> GOAL: All records must be quoted exactly. Omit the pictures.
○ ○ ○ ○ ○
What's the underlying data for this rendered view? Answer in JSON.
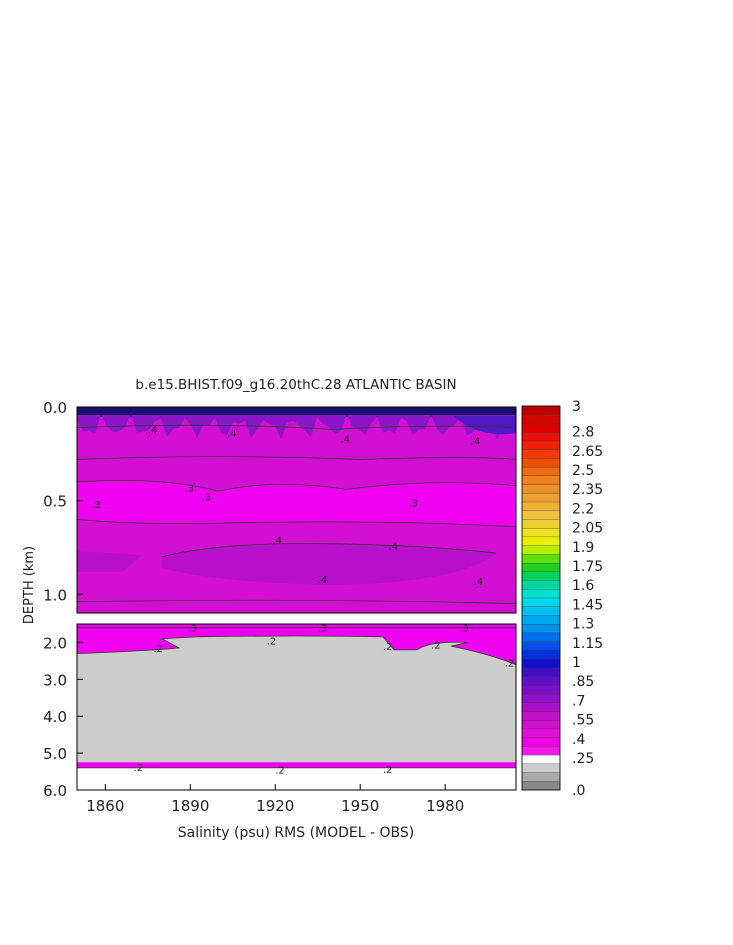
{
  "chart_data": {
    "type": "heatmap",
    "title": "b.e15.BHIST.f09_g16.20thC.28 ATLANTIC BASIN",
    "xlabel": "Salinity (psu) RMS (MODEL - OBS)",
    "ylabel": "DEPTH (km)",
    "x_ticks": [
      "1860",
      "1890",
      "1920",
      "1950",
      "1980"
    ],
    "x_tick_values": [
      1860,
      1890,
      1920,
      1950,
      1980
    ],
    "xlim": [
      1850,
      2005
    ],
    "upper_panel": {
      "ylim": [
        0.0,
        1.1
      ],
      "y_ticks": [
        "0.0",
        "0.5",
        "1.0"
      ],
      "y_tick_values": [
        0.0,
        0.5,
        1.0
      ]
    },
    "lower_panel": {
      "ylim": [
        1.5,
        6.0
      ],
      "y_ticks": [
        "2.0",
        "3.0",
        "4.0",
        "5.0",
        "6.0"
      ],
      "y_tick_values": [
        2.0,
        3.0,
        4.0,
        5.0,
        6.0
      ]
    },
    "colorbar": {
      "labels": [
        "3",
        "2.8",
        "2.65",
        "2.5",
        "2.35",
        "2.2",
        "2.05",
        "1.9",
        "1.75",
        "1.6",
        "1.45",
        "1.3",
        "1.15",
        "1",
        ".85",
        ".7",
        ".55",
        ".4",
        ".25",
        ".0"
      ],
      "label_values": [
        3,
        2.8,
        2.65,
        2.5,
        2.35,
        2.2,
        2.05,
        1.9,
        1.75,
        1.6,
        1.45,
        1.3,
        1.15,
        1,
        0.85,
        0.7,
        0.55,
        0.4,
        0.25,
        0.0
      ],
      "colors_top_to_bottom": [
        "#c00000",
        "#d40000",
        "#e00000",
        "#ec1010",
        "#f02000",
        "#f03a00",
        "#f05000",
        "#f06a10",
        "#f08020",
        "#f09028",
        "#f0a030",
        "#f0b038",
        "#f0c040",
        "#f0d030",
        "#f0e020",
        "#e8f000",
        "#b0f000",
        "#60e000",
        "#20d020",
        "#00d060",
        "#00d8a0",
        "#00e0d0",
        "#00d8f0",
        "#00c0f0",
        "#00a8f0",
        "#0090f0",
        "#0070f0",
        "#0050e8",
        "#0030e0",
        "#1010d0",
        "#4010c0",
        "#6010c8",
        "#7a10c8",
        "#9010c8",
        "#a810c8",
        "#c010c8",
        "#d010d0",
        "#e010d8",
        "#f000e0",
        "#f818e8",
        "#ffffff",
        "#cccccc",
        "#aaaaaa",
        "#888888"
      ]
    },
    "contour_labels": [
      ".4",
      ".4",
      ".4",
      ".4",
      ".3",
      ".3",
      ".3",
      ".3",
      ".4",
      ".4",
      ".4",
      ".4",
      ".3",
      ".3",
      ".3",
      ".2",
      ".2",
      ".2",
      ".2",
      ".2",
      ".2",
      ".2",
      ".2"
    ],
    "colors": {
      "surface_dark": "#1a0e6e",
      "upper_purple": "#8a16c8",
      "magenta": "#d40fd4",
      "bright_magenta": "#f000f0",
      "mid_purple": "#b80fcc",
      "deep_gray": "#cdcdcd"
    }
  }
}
○ ○ ○ ○ ○
> RESPONSE:
What's the underlying data for this rendered view? Answer in JSON.
{
  "chart_data": {
    "type": "heatmap",
    "title": "b.e15.BHIST.f09_g16.20thC.28 ATLANTIC BASIN",
    "xlabel": "Salinity (psu) RMS (MODEL - OBS)",
    "ylabel": "DEPTH (km)",
    "x_ticks": [
      "1860",
      "1890",
      "1920",
      "1950",
      "1980"
    ],
    "x_tick_values": [
      1860,
      1890,
      1920,
      1950,
      1980
    ],
    "xlim": [
      1850,
      2005
    ],
    "upper_panel": {
      "ylim": [
        0.0,
        1.1
      ],
      "y_ticks": [
        "0.0",
        "0.5",
        "1.0"
      ],
      "y_tick_values": [
        0.0,
        0.5,
        1.0
      ]
    },
    "lower_panel": {
      "ylim": [
        1.5,
        6.0
      ],
      "y_ticks": [
        "2.0",
        "3.0",
        "4.0",
        "5.0",
        "6.0"
      ],
      "y_tick_values": [
        2.0,
        3.0,
        4.0,
        5.0,
        6.0
      ]
    },
    "colorbar": {
      "labels": [
        "3",
        "2.8",
        "2.65",
        "2.5",
        "2.35",
        "2.2",
        "2.05",
        "1.9",
        "1.75",
        "1.6",
        "1.45",
        "1.3",
        "1.15",
        "1",
        ".85",
        ".7",
        ".55",
        ".4",
        ".25",
        ".0"
      ],
      "label_values": [
        3,
        2.8,
        2.65,
        2.5,
        2.35,
        2.2,
        2.05,
        1.9,
        1.75,
        1.6,
        1.45,
        1.3,
        1.15,
        1,
        0.85,
        0.7,
        0.55,
        0.4,
        0.25,
        0.0
      ],
      "colors_top_to_bottom": [
        "#c00000",
        "#d40000",
        "#e00000",
        "#ec1010",
        "#f02000",
        "#f03a00",
        "#f05000",
        "#f06a10",
        "#f08020",
        "#f09028",
        "#f0a030",
        "#f0b038",
        "#f0c040",
        "#f0d030",
        "#f0e020",
        "#e8f000",
        "#b0f000",
        "#60e000",
        "#20d020",
        "#00d060",
        "#00d8a0",
        "#00e0d0",
        "#00d8f0",
        "#00c0f0",
        "#00a8f0",
        "#0090f0",
        "#0070f0",
        "#0050e8",
        "#0030e0",
        "#1010d0",
        "#4010c0",
        "#6010c8",
        "#7a10c8",
        "#9010c8",
        "#a810c8",
        "#c010c8",
        "#d010d0",
        "#e010d8",
        "#f000e0",
        "#f818e8",
        "#ffffff",
        "#cccccc",
        "#aaaaaa",
        "#888888"
      ]
    },
    "contour_labels": [
      ".4",
      ".4",
      ".4",
      ".4",
      ".3",
      ".3",
      ".3",
      ".3",
      ".4",
      ".4",
      ".4",
      ".4",
      ".3",
      ".3",
      ".3",
      ".2",
      ".2",
      ".2",
      ".2",
      ".2",
      ".2",
      ".2",
      ".2"
    ],
    "colors": {
      "surface_dark": "#1a0e6e",
      "upper_purple": "#8a16c8",
      "magenta": "#d40fd4",
      "bright_magenta": "#f000f0",
      "mid_purple": "#b80fcc",
      "deep_gray": "#cdcdcd"
    }
  }
}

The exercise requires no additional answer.